▶ REQUEST
Copy out the records below verbatim, from their first line up to and including the line containing "service-link-chip[interactable]: 人人长寿 —".

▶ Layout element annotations
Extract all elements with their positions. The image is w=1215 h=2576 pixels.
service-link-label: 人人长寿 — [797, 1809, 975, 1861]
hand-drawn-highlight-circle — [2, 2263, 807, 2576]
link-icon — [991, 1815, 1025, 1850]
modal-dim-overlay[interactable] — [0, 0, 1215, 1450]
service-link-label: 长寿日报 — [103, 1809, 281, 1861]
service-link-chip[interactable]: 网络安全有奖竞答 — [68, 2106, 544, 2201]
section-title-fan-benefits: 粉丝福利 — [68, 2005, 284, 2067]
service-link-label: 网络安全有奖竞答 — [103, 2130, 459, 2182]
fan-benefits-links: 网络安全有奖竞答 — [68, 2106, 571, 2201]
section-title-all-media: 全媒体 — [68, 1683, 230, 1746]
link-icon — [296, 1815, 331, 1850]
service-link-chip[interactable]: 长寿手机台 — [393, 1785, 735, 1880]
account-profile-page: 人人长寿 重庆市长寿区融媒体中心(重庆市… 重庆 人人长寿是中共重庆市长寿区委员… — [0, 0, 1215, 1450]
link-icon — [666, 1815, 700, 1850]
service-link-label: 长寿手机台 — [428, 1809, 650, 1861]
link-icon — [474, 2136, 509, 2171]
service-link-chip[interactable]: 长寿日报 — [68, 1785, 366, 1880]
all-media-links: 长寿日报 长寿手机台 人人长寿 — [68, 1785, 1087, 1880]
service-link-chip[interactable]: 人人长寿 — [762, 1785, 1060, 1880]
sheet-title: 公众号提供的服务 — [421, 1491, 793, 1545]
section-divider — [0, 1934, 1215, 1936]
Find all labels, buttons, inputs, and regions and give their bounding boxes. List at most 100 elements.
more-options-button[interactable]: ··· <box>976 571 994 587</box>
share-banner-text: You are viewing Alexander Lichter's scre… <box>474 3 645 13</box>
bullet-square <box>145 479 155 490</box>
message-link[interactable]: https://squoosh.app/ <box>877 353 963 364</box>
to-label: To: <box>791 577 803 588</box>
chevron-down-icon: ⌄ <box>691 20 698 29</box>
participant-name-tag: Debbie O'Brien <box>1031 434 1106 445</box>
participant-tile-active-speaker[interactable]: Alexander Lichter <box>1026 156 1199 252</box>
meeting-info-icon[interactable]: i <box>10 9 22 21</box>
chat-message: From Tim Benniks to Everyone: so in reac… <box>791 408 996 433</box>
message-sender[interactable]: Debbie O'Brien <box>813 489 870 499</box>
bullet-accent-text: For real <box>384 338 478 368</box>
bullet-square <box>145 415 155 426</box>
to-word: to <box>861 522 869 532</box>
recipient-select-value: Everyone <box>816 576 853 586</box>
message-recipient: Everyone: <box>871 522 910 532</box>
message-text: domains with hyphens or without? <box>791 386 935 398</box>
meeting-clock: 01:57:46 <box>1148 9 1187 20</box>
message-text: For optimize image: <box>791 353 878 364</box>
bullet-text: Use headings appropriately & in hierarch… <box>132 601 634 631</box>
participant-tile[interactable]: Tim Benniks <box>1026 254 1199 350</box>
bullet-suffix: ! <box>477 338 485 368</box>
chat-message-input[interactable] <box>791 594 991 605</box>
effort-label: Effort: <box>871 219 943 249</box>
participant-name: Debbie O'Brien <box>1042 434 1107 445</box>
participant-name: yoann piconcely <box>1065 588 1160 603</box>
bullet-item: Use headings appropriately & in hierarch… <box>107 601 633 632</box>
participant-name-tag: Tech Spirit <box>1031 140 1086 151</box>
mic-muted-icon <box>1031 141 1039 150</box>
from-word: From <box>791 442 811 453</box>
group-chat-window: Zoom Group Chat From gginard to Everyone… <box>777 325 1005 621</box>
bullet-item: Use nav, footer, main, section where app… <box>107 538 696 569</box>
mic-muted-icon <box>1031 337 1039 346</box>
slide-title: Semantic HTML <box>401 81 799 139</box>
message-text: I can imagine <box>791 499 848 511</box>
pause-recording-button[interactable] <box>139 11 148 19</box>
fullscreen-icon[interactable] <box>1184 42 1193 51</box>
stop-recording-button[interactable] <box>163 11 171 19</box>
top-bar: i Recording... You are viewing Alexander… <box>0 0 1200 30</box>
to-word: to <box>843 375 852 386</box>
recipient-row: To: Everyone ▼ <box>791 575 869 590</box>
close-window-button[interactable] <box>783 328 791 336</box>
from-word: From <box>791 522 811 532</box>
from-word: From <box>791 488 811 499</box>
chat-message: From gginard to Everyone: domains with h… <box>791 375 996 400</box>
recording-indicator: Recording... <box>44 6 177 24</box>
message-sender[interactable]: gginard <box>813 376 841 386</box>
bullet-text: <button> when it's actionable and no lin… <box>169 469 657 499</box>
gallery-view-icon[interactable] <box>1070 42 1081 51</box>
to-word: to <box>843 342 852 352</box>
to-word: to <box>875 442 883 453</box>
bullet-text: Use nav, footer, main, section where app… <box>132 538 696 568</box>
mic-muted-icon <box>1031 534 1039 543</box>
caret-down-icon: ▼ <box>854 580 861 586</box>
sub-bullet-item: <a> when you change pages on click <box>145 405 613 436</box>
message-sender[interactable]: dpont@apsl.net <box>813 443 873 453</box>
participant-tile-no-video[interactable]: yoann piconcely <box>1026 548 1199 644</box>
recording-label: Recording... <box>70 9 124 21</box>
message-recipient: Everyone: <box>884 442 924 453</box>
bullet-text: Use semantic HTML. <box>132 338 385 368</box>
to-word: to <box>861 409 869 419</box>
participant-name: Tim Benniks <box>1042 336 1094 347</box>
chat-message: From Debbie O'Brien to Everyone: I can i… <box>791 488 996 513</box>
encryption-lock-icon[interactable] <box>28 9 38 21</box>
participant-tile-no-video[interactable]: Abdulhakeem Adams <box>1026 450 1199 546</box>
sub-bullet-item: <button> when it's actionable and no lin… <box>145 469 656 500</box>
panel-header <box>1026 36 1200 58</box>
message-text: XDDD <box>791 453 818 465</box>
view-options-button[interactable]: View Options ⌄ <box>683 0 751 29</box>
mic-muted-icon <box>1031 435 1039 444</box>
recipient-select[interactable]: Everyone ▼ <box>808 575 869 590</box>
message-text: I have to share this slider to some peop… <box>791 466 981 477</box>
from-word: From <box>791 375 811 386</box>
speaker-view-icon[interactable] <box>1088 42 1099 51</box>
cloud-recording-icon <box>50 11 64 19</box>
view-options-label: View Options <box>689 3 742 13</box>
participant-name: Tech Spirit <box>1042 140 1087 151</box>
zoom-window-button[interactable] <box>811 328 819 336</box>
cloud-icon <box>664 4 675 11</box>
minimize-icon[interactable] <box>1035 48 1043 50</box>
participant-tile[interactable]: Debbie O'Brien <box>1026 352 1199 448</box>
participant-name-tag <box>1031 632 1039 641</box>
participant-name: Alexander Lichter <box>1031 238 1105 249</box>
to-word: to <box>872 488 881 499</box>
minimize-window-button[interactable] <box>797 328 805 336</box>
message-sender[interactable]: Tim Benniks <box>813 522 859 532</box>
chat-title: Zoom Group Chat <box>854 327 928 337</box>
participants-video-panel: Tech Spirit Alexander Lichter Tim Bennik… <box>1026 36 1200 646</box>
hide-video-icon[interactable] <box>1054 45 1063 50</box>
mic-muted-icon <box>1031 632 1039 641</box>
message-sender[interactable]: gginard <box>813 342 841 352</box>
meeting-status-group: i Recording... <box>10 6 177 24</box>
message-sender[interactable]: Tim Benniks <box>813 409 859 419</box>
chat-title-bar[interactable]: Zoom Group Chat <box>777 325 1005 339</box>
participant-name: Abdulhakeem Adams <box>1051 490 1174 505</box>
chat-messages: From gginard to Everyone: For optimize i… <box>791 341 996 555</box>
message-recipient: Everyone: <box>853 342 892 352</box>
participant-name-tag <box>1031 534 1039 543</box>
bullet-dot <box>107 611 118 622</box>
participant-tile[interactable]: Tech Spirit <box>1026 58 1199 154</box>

▶ RESPONSE
Extract all elements with their positions. The image is w=1215 h=2576 pixels.
service-link-label: 人人长寿 — [797, 1809, 975, 1861]
hand-drawn-highlight-circle — [2, 2263, 807, 2576]
link-icon — [991, 1815, 1025, 1850]
modal-dim-overlay[interactable] — [0, 0, 1215, 1450]
service-link-label: 长寿日报 — [103, 1809, 281, 1861]
service-link-chip[interactable]: 网络安全有奖竞答 — [68, 2106, 544, 2201]
section-title-fan-benefits: 粉丝福利 — [68, 2005, 284, 2067]
service-link-label: 网络安全有奖竞答 — [103, 2130, 459, 2182]
fan-benefits-links: 网络安全有奖竞答 — [68, 2106, 571, 2201]
section-title-all-media: 全媒体 — [68, 1683, 230, 1746]
link-icon — [296, 1815, 331, 1850]
service-link-chip[interactable]: 长寿手机台 — [393, 1785, 735, 1880]
account-profile-page: 人人长寿 重庆市长寿区融媒体中心(重庆市… 重庆 人人长寿是中共重庆市长寿区委员… — [0, 0, 1215, 1450]
link-icon — [666, 1815, 700, 1850]
service-link-label: 长寿手机台 — [428, 1809, 650, 1861]
link-icon — [474, 2136, 509, 2171]
service-link-chip[interactable]: 长寿日报 — [68, 1785, 366, 1880]
all-media-links: 长寿日报 长寿手机台 人人长寿 — [68, 1785, 1087, 1880]
service-link-chip[interactable]: 人人长寿 — [762, 1785, 1060, 1880]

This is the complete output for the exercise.